'''
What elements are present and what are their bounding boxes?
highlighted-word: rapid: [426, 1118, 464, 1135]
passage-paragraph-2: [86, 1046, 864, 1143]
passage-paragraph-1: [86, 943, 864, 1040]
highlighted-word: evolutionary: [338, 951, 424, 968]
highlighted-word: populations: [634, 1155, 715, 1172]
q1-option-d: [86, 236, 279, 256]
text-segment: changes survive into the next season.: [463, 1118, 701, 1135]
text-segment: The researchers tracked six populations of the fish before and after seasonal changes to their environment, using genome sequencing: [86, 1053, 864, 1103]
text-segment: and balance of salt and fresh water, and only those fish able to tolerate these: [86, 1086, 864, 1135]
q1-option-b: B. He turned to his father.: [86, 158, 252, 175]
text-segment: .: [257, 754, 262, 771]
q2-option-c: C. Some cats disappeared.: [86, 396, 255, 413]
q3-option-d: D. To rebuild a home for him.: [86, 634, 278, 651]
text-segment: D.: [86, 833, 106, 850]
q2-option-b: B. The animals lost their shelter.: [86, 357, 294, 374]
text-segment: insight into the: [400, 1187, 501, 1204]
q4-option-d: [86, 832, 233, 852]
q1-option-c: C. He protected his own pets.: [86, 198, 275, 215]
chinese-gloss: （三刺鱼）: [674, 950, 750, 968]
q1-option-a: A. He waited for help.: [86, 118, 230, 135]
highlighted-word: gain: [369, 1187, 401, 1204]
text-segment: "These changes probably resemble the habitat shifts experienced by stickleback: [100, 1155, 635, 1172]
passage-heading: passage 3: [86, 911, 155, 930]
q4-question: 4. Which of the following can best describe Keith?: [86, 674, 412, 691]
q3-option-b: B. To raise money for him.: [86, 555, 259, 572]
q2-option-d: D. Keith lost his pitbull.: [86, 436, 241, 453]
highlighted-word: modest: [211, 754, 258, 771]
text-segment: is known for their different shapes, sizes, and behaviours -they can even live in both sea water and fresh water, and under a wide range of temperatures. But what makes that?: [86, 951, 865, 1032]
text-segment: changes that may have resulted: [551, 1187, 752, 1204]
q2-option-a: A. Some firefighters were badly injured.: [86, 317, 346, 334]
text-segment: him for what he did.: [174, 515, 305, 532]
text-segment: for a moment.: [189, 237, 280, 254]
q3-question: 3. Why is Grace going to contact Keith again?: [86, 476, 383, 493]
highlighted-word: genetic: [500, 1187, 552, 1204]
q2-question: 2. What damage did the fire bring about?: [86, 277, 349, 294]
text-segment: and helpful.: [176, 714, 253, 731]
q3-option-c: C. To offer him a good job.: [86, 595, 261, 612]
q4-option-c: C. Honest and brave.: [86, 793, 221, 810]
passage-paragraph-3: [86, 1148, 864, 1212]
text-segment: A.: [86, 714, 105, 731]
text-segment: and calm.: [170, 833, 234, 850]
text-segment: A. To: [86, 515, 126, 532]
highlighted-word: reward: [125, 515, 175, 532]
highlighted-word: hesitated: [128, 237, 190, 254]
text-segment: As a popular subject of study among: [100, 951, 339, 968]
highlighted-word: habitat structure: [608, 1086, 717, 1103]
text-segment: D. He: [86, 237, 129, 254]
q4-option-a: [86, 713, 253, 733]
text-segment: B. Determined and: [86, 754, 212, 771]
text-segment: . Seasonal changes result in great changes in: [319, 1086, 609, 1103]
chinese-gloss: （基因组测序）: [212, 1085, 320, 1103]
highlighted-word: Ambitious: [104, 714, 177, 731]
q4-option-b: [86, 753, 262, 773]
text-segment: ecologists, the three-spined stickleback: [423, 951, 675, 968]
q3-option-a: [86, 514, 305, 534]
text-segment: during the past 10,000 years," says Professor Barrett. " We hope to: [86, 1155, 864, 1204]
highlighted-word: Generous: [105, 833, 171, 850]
'''
ACTION ITEM ->
Nothing in the records should be altered when they are written out again.

RESULT OF THIS EXERCISE ->
What elements are present and what are their bounding boxes?
highlighted-word: rapid: [426, 1118, 464, 1135]
passage-paragraph-2: [86, 1046, 864, 1143]
passage-paragraph-1: [86, 943, 864, 1040]
highlighted-word: evolutionary: [338, 951, 424, 968]
highlighted-word: populations: [634, 1155, 715, 1172]
q1-option-d: [86, 236, 279, 256]
text-segment: changes survive into the next season.: [463, 1118, 701, 1135]
text-segment: The researchers tracked six populations of the fish before and after seasonal changes to their environment, using genome sequencing: [86, 1053, 864, 1103]
text-segment: and balance of salt and fresh water, and only those fish able to tolerate these: [86, 1086, 864, 1135]
q1-option-b: B. He turned to his father.: [86, 158, 252, 175]
text-segment: .: [257, 754, 262, 771]
q2-option-c: C. Some cats disappeared.: [86, 396, 255, 413]
q3-option-d: D. To rebuild a home for him.: [86, 634, 278, 651]
text-segment: D.: [86, 833, 106, 850]
q2-option-b: B. The animals lost their shelter.: [86, 357, 294, 374]
text-segment: insight into the: [400, 1187, 501, 1204]
q4-option-d: [86, 832, 233, 852]
q1-option-c: C. He protected his own pets.: [86, 198, 275, 215]
chinese-gloss: （三刺鱼）: [674, 950, 750, 968]
q1-option-a: A. He waited for help.: [86, 118, 230, 135]
highlighted-word: gain: [369, 1187, 401, 1204]
text-segment: "These changes probably resemble the habitat shifts experienced by stickleback: [100, 1155, 635, 1172]
passage-heading: passage 3: [86, 911, 155, 930]
q4-question: 4. Which of the following can best describe Keith?: [86, 674, 412, 691]
q3-option-b: B. To raise money for him.: [86, 555, 259, 572]
q2-option-d: D. Keith lost his pitbull.: [86, 436, 241, 453]
highlighted-word: modest: [211, 754, 258, 771]
text-segment: is known for their different shapes, sizes, and behaviours -they can even live in both sea water and fresh water, and under a wide range of temperatures. But what makes that?: [86, 951, 865, 1032]
text-segment: changes that may have resulted: [551, 1187, 752, 1204]
q2-option-a: A. Some firefighters were badly injured.: [86, 317, 346, 334]
text-segment: him for what he did.: [174, 515, 305, 532]
text-segment: for a moment.: [189, 237, 280, 254]
q3-question: 3. Why is Grace going to contact Keith again?: [86, 476, 383, 493]
highlighted-word: genetic: [500, 1187, 552, 1204]
q2-question: 2. What damage did the fire bring about?: [86, 277, 349, 294]
text-segment: and helpful.: [176, 714, 253, 731]
q3-option-c: C. To offer him a good job.: [86, 595, 261, 612]
q4-option-c: C. Honest and brave.: [86, 793, 221, 810]
passage-paragraph-3: [86, 1148, 864, 1212]
text-segment: A.: [86, 714, 105, 731]
text-segment: and calm.: [170, 833, 234, 850]
text-segment: A. To: [86, 515, 126, 532]
highlighted-word: reward: [125, 515, 175, 532]
highlighted-word: hesitated: [128, 237, 190, 254]
text-segment: As a popular subject of study among: [100, 951, 339, 968]
highlighted-word: habitat structure: [608, 1086, 717, 1103]
text-segment: D. He: [86, 237, 129, 254]
q4-option-a: [86, 713, 253, 733]
text-segment: B. Determined and: [86, 754, 212, 771]
text-segment: . Seasonal changes result in great changes in: [319, 1086, 609, 1103]
chinese-gloss: （基因组测序）: [212, 1085, 320, 1103]
highlighted-word: Ambitious: [104, 714, 177, 731]
q4-option-b: [86, 753, 262, 773]
text-segment: ecologists, the three-spined stickleback: [423, 951, 675, 968]
q3-option-a: [86, 514, 305, 534]
text-segment: during the past 10,000 years," says Professor Barrett. " We hope to: [86, 1155, 864, 1204]
highlighted-word: Generous: [105, 833, 171, 850]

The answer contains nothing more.